● DESCRIPTION OF THE TASK: Below are entries. Pull out all lines containing "County".

───── RECORD SET ─────

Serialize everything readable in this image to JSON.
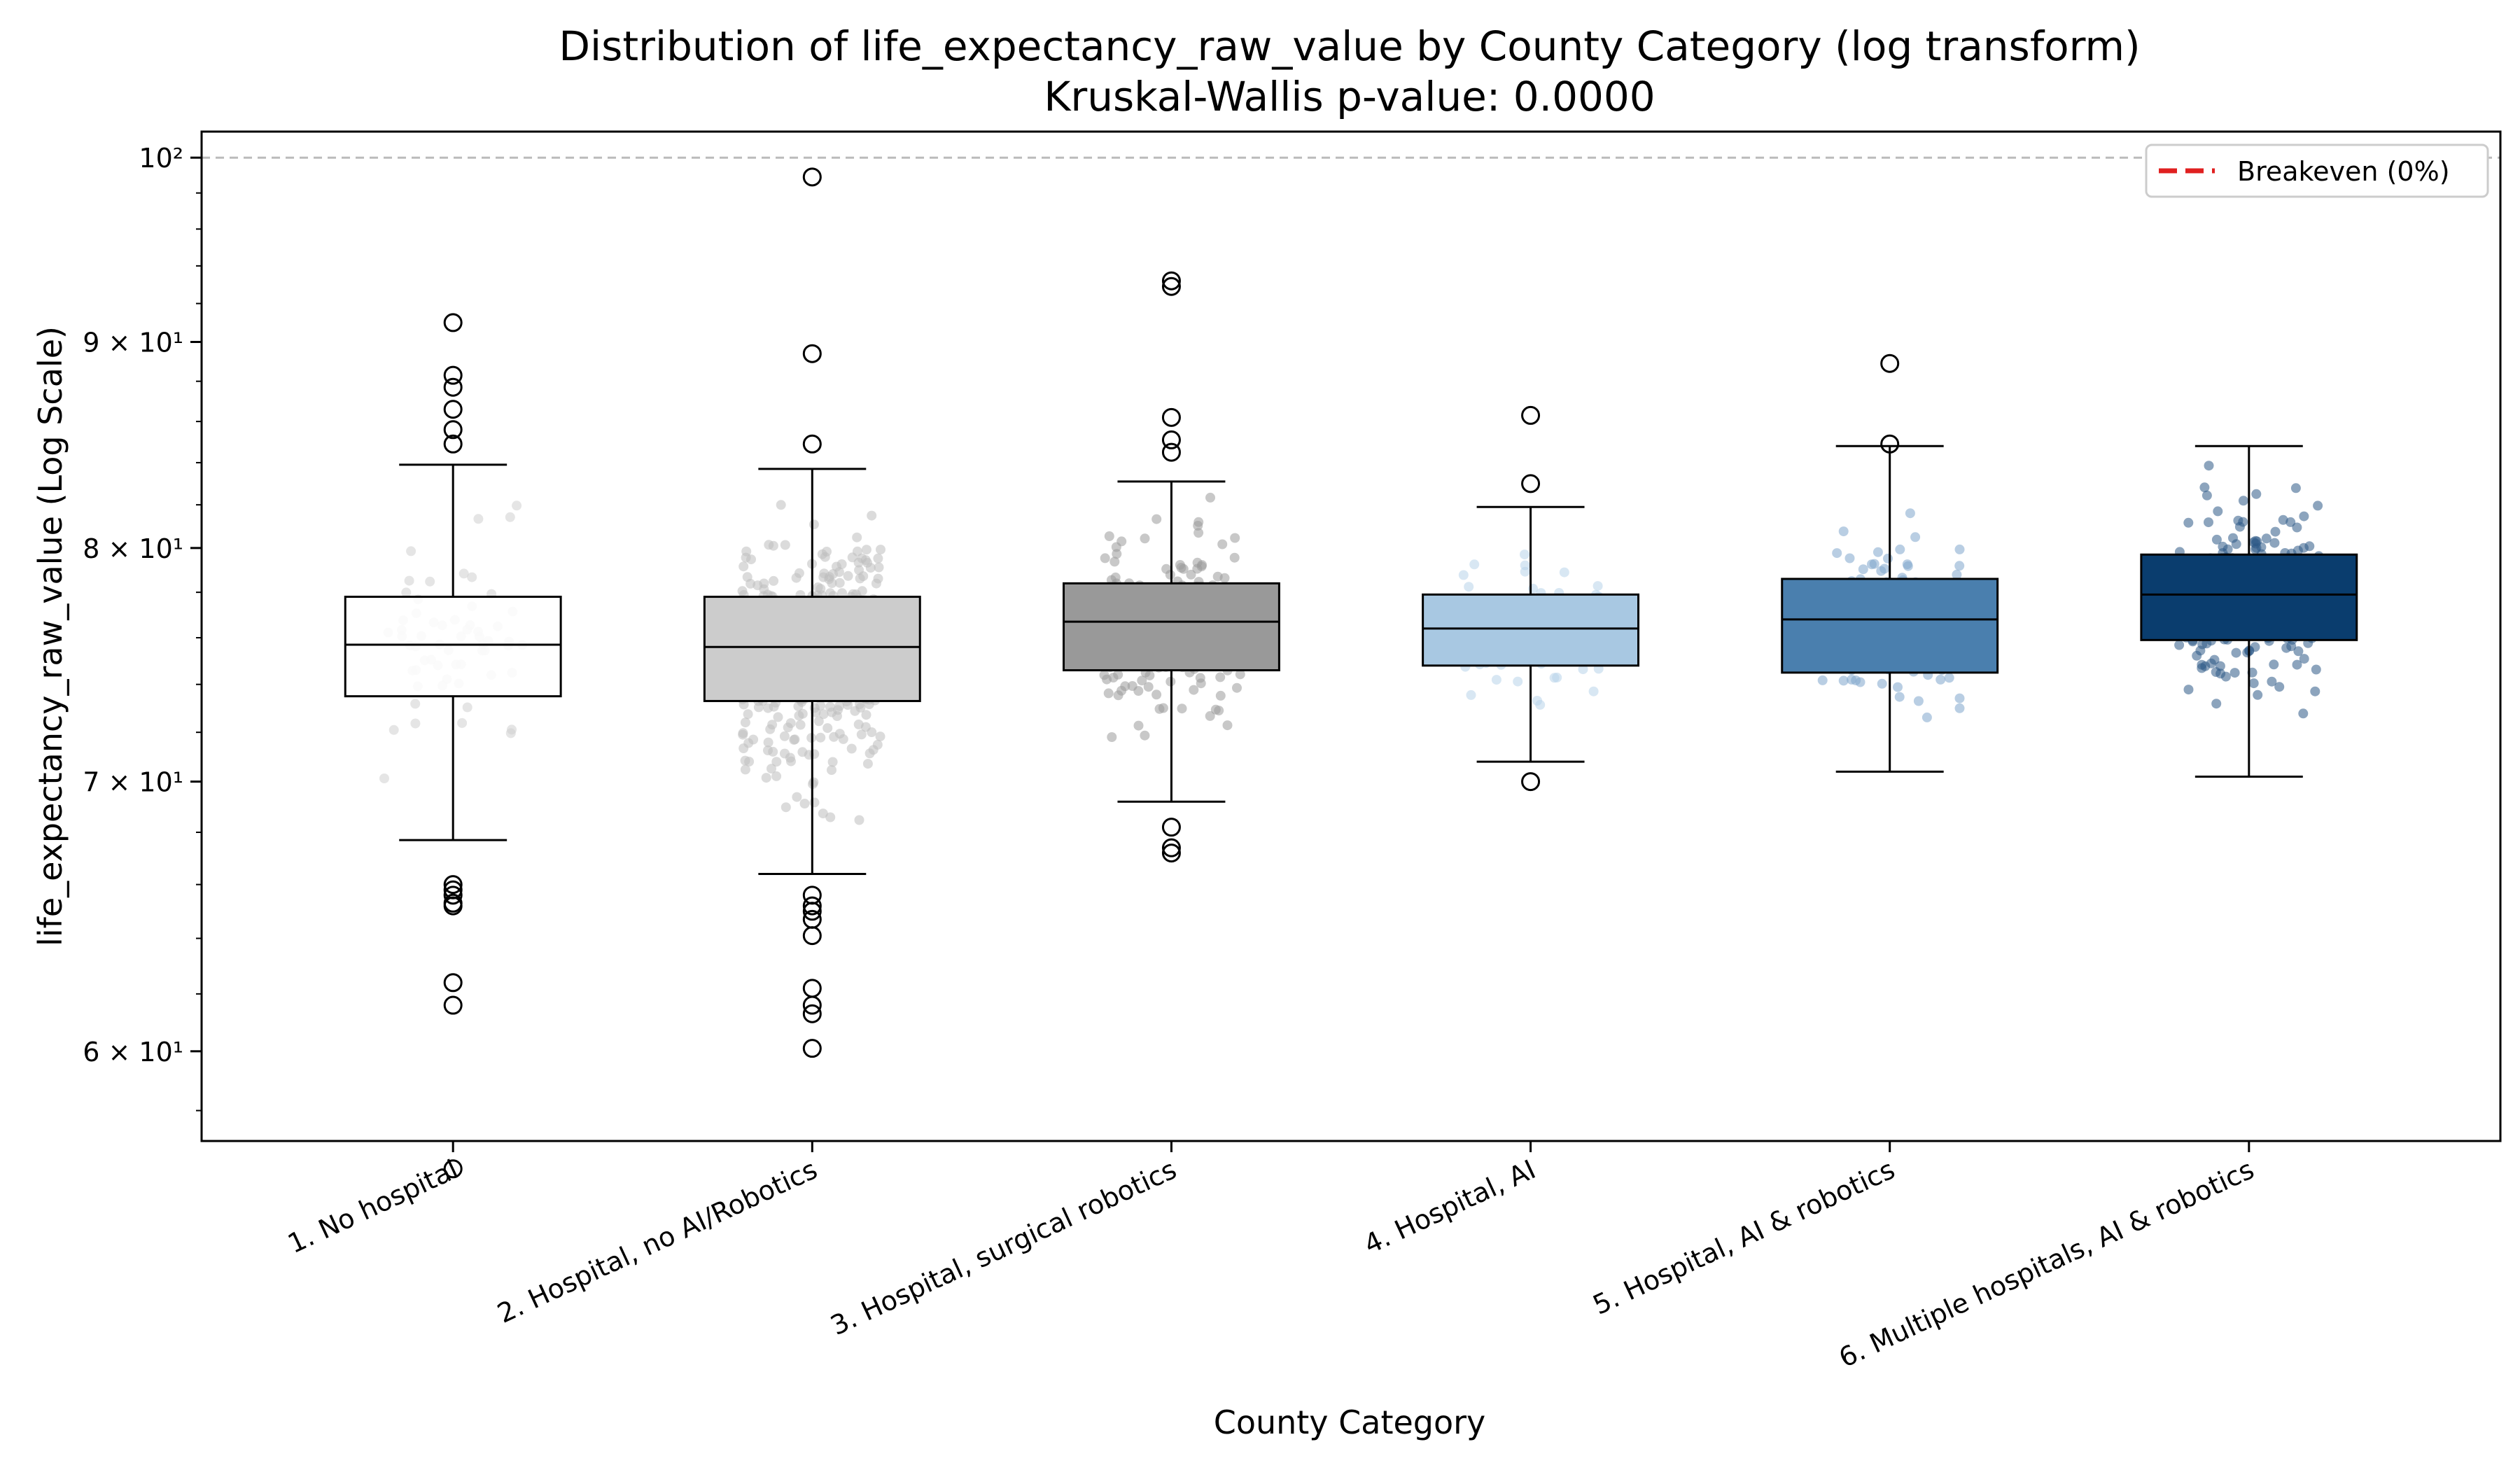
{
  "chart_data": {
    "type": "box",
    "title": "Distribution of life_expectancy_raw_value by County Category (log transform)",
    "subtitle": "Kruskal-Wallis p-value: 0.0000",
    "xlabel": "County Category",
    "ylabel": "life_expectancy_raw_value (Log Scale)",
    "y_scale": "log",
    "ylim": [
      57,
      101.5
    ],
    "y_ticks": [
      {
        "value": 60,
        "label": "6 × 10¹"
      },
      {
        "value": 70,
        "label": "7 × 10¹"
      },
      {
        "value": 80,
        "label": "8 × 10¹"
      },
      {
        "value": 90,
        "label": "9 × 10¹"
      },
      {
        "value": 100,
        "label": "10²"
      }
    ],
    "reference_line": {
      "value": 100,
      "style": "dashed",
      "color": "#bbbbbb"
    },
    "legend": {
      "placement": "top-right",
      "entries": [
        {
          "label": "Breakeven (0%)",
          "color": "#e02020",
          "style": "dashed"
        }
      ]
    },
    "categories": [
      {
        "label": "1. No hospital",
        "color": "#ffffff",
        "point_color": "#d0d0d0",
        "whisker_low": 67.7,
        "q1": 73.5,
        "median": 75.7,
        "q3": 77.8,
        "whisker_high": 83.9,
        "outliers": [
          91.0,
          88.3,
          87.7,
          86.6,
          85.6,
          84.9,
          66.0,
          65.8,
          65.6,
          65.3,
          65.2,
          62.4,
          61.6,
          56.1
        ]
      },
      {
        "label": "2. Hospital, no AI/Robotics",
        "color": "#cccccc",
        "point_color": "#bdbdbd",
        "whisker_low": 66.4,
        "q1": 73.3,
        "median": 75.6,
        "q3": 77.8,
        "whisker_high": 83.7,
        "outliers": [
          98.9,
          89.4,
          84.9,
          65.6,
          65.2,
          65.0,
          64.7,
          64.1,
          62.2,
          61.6,
          61.3,
          60.1
        ]
      },
      {
        "label": "3. Hospital, surgical robotics",
        "color": "#999999",
        "point_color": "#9a9a9a",
        "whisker_low": 69.2,
        "q1": 74.6,
        "median": 76.7,
        "q3": 78.4,
        "whisker_high": 83.1,
        "outliers": [
          93.2,
          92.9,
          86.2,
          85.1,
          84.5,
          68.2,
          67.4,
          67.2
        ]
      },
      {
        "label": "4. Hospital, AI",
        "color": "#a8c8e2",
        "point_color": "#b8d3ea",
        "whisker_low": 70.8,
        "q1": 74.8,
        "median": 76.4,
        "q3": 77.9,
        "whisker_high": 81.9,
        "outliers": [
          86.3,
          83.0,
          70.0
        ]
      },
      {
        "label": "5. Hospital, AI & robotics",
        "color": "#4a7fae",
        "point_color": "#7fa6cc",
        "whisker_low": 70.4,
        "q1": 74.5,
        "median": 76.8,
        "q3": 78.6,
        "whisker_high": 84.8,
        "outliers": [
          88.9,
          84.9
        ]
      },
      {
        "label": "6. Multiple hospitals, AI & robotics",
        "color": "#0a3d6e",
        "point_color": "#2d5a87",
        "whisker_low": 70.2,
        "q1": 75.9,
        "median": 77.9,
        "q3": 79.7,
        "whisker_high": 84.8,
        "outliers": []
      }
    ]
  }
}
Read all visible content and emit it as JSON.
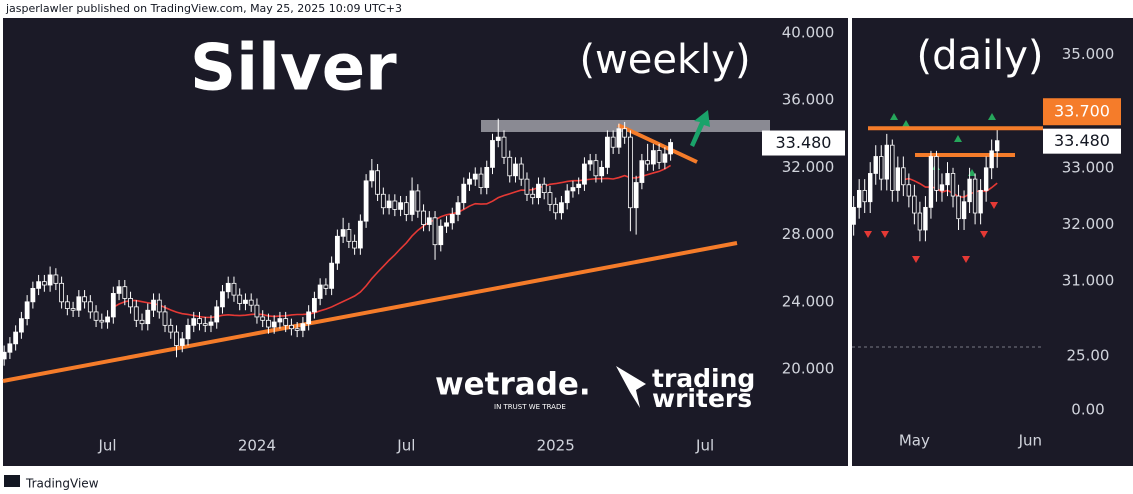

─────

● EXERCISE ANSWER:
    "title": "Distribution of life_expectancy_raw_value by County Category (log transform)",
    "xlabel": "County Category",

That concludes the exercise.